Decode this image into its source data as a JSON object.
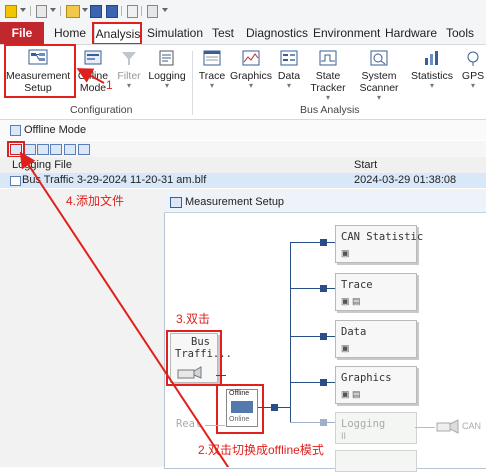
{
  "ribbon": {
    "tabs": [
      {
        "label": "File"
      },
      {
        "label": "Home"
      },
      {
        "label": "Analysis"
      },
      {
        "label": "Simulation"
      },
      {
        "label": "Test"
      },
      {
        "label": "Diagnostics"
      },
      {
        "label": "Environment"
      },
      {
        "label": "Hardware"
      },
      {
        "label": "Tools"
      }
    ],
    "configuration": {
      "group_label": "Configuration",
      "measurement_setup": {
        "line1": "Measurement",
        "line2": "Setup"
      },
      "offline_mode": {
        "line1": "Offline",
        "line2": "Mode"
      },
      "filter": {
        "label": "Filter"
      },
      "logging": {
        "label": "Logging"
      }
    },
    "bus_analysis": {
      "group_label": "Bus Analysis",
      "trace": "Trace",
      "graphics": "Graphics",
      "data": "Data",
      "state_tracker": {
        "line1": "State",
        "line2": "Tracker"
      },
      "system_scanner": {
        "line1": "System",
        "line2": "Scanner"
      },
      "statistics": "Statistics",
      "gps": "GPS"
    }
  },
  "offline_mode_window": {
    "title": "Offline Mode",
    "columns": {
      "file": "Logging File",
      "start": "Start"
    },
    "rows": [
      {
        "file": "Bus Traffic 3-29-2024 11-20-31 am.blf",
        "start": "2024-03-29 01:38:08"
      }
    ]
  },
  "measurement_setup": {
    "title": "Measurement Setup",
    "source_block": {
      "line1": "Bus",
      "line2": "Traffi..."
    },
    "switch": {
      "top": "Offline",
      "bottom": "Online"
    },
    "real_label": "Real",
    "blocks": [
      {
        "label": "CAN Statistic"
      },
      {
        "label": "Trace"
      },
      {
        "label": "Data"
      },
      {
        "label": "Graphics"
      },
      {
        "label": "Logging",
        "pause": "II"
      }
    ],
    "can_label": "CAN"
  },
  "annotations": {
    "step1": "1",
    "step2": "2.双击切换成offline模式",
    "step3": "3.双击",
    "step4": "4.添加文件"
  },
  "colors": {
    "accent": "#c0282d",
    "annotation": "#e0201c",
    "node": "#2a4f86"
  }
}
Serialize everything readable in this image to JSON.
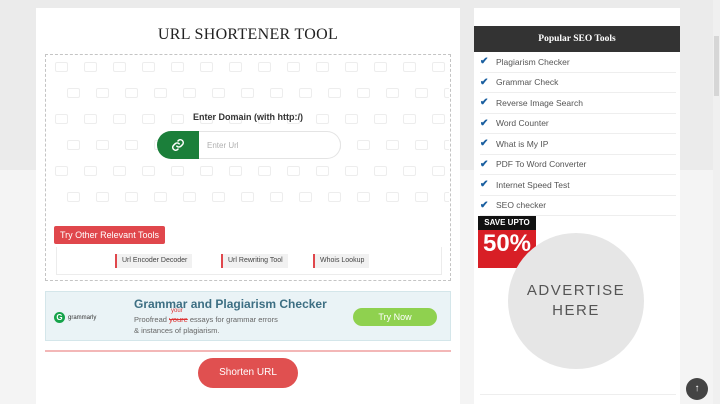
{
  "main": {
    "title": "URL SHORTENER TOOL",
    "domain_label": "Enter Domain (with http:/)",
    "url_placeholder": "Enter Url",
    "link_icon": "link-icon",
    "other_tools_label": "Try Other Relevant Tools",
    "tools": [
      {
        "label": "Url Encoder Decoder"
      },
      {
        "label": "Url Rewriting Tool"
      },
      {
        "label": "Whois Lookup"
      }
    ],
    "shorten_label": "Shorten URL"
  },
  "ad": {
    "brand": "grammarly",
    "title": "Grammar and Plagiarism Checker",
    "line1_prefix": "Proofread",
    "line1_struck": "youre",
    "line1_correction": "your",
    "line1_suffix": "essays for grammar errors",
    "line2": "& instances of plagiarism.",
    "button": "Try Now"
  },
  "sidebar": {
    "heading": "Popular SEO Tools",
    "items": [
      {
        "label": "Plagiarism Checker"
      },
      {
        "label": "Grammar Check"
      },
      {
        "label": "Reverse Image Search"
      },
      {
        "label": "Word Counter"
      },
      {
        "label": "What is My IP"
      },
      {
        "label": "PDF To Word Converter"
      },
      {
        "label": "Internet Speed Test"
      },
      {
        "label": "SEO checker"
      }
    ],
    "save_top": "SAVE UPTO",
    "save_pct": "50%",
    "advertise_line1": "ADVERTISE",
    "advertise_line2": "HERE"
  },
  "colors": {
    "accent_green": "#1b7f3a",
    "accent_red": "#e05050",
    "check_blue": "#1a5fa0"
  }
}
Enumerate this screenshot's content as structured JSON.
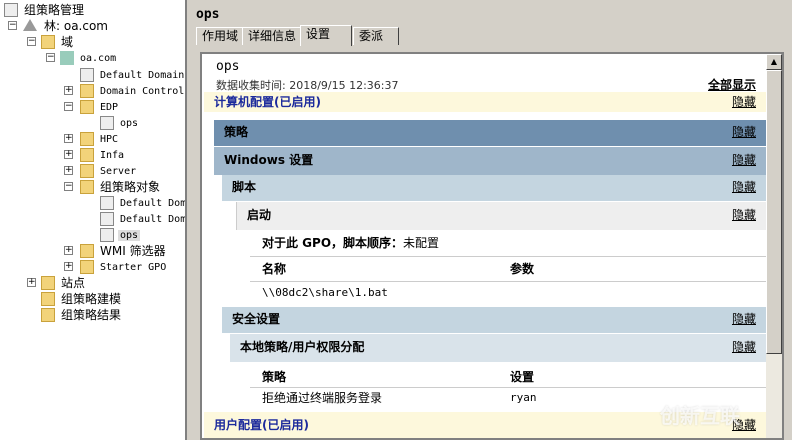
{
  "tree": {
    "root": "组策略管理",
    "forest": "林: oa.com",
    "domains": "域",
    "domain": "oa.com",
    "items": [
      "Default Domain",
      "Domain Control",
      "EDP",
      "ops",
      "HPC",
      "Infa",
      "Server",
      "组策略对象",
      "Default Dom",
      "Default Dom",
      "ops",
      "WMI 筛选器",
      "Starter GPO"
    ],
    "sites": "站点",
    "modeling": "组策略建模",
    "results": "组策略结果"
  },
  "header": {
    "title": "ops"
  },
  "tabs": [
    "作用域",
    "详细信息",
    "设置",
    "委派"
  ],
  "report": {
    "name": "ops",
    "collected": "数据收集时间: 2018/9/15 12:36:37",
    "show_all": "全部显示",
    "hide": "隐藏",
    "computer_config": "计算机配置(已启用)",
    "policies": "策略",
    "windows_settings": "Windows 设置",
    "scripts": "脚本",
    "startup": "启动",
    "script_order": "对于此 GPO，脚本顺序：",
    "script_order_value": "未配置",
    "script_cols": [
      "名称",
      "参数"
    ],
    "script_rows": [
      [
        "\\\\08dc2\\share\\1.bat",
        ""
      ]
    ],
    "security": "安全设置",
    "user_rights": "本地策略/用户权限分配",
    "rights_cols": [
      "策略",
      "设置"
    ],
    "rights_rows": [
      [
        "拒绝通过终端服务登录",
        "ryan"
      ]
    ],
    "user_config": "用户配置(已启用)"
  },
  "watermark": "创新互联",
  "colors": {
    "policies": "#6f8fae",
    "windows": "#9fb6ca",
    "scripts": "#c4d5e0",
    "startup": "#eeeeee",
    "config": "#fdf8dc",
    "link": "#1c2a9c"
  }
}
• • • •
TASK DESCRIPTION
Return all of the data exactly as written, and drop the pictures.

SOLUTION FOR THIS EXERCISE
Decode this image into its source data as a JSON object.
{
  "ribbon": {
    "tabs": [
      {
        "label": "File"
      },
      {
        "label": "Home"
      },
      {
        "label": "Analysis"
      },
      {
        "label": "Simulation"
      },
      {
        "label": "Test"
      },
      {
        "label": "Diagnostics"
      },
      {
        "label": "Environment"
      },
      {
        "label": "Hardware"
      },
      {
        "label": "Tools"
      }
    ],
    "configuration": {
      "group_label": "Configuration",
      "measurement_setup": {
        "line1": "Measurement",
        "line2": "Setup"
      },
      "offline_mode": {
        "line1": "Offline",
        "line2": "Mode"
      },
      "filter": {
        "label": "Filter"
      },
      "logging": {
        "label": "Logging"
      }
    },
    "bus_analysis": {
      "group_label": "Bus Analysis",
      "trace": "Trace",
      "graphics": "Graphics",
      "data": "Data",
      "state_tracker": {
        "line1": "State",
        "line2": "Tracker"
      },
      "system_scanner": {
        "line1": "System",
        "line2": "Scanner"
      },
      "statistics": "Statistics",
      "gps": "GPS"
    }
  },
  "offline_mode_window": {
    "title": "Offline Mode",
    "columns": {
      "file": "Logging File",
      "start": "Start"
    },
    "rows": [
      {
        "file": "Bus Traffic 3-29-2024 11-20-31 am.blf",
        "start": "2024-03-29 01:38:08"
      }
    ]
  },
  "measurement_setup": {
    "title": "Measurement Setup",
    "source_block": {
      "line1": "Bus",
      "line2": "Traffi..."
    },
    "switch": {
      "top": "Offline",
      "bottom": "Online"
    },
    "real_label": "Real",
    "blocks": [
      {
        "label": "CAN Statistic"
      },
      {
        "label": "Trace"
      },
      {
        "label": "Data"
      },
      {
        "label": "Graphics"
      },
      {
        "label": "Logging",
        "pause": "II"
      }
    ],
    "can_label": "CAN"
  },
  "annotations": {
    "step1": "1",
    "step2": "2.双击切换成offline模式",
    "step3": "3.双击",
    "step4": "4.添加文件"
  },
  "colors": {
    "accent": "#c0282d",
    "annotation": "#e0201c",
    "node": "#2a4f86"
  }
}
Serialize everything readable in this image to JSON.
{
  "main": {
    "title": "URL SHORTENER TOOL",
    "domain_label": "Enter Domain (with http:/)",
    "url_placeholder": "Enter Url",
    "link_icon": "link-icon",
    "other_tools_label": "Try Other Relevant Tools",
    "tools": [
      {
        "label": "Url Encoder Decoder"
      },
      {
        "label": "Url Rewriting Tool"
      },
      {
        "label": "Whois Lookup"
      }
    ],
    "shorten_label": "Shorten URL"
  },
  "ad": {
    "brand": "grammarly",
    "title": "Grammar and Plagiarism Checker",
    "line1_prefix": "Proofread",
    "line1_struck": "youre",
    "line1_correction": "your",
    "line1_suffix": "essays for grammar errors",
    "line2": "& instances of plagiarism.",
    "button": "Try Now"
  },
  "sidebar": {
    "heading": "Popular SEO Tools",
    "items": [
      {
        "label": "Plagiarism Checker"
      },
      {
        "label": "Grammar Check"
      },
      {
        "label": "Reverse Image Search"
      },
      {
        "label": "Word Counter"
      },
      {
        "label": "What is My IP"
      },
      {
        "label": "PDF To Word Converter"
      },
      {
        "label": "Internet Speed Test"
      },
      {
        "label": "SEO checker"
      }
    ],
    "save_top": "SAVE UPTO",
    "save_pct": "50%",
    "advertise_line1": "ADVERTISE",
    "advertise_line2": "HERE"
  },
  "colors": {
    "accent_green": "#1b7f3a",
    "accent_red": "#e05050",
    "check_blue": "#1a5fa0"
  }
}
Enumerate this screenshot's content as structured JSON.
{
  "tree": {
    "root": "组策略管理",
    "forest": "林: oa.com",
    "domains": "域",
    "domain": "oa.com",
    "items": [
      "Default Domain",
      "Domain Control",
      "EDP",
      "ops",
      "HPC",
      "Infa",
      "Server",
      "组策略对象",
      "Default Dom",
      "Default Dom",
      "ops",
      "WMI 筛选器",
      "Starter GPO"
    ],
    "sites": "站点",
    "modeling": "组策略建模",
    "results": "组策略结果"
  },
  "header": {
    "title": "ops"
  },
  "tabs": [
    "作用域",
    "详细信息",
    "设置",
    "委派"
  ],
  "report": {
    "name": "ops",
    "collected": "数据收集时间: 2018/9/15 12:36:37",
    "show_all": "全部显示",
    "hide": "隐藏",
    "computer_config": "计算机配置(已启用)",
    "policies": "策略",
    "windows_settings": "Windows 设置",
    "scripts": "脚本",
    "startup": "启动",
    "script_order": "对于此 GPO，脚本顺序：",
    "script_order_value": "未配置",
    "script_cols": [
      "名称",
      "参数"
    ],
    "script_rows": [
      [
        "\\\\08dc2\\share\\1.bat",
        ""
      ]
    ],
    "security": "安全设置",
    "user_rights": "本地策略/用户权限分配",
    "rights_cols": [
      "策略",
      "设置"
    ],
    "rights_rows": [
      [
        "拒绝通过终端服务登录",
        "ryan"
      ]
    ],
    "user_config": "用户配置(已启用)"
  },
  "watermark": "创新互联",
  "colors": {
    "policies": "#6f8fae",
    "windows": "#9fb6ca",
    "scripts": "#c4d5e0",
    "startup": "#eeeeee",
    "config": "#fdf8dc",
    "link": "#1c2a9c"
  }
}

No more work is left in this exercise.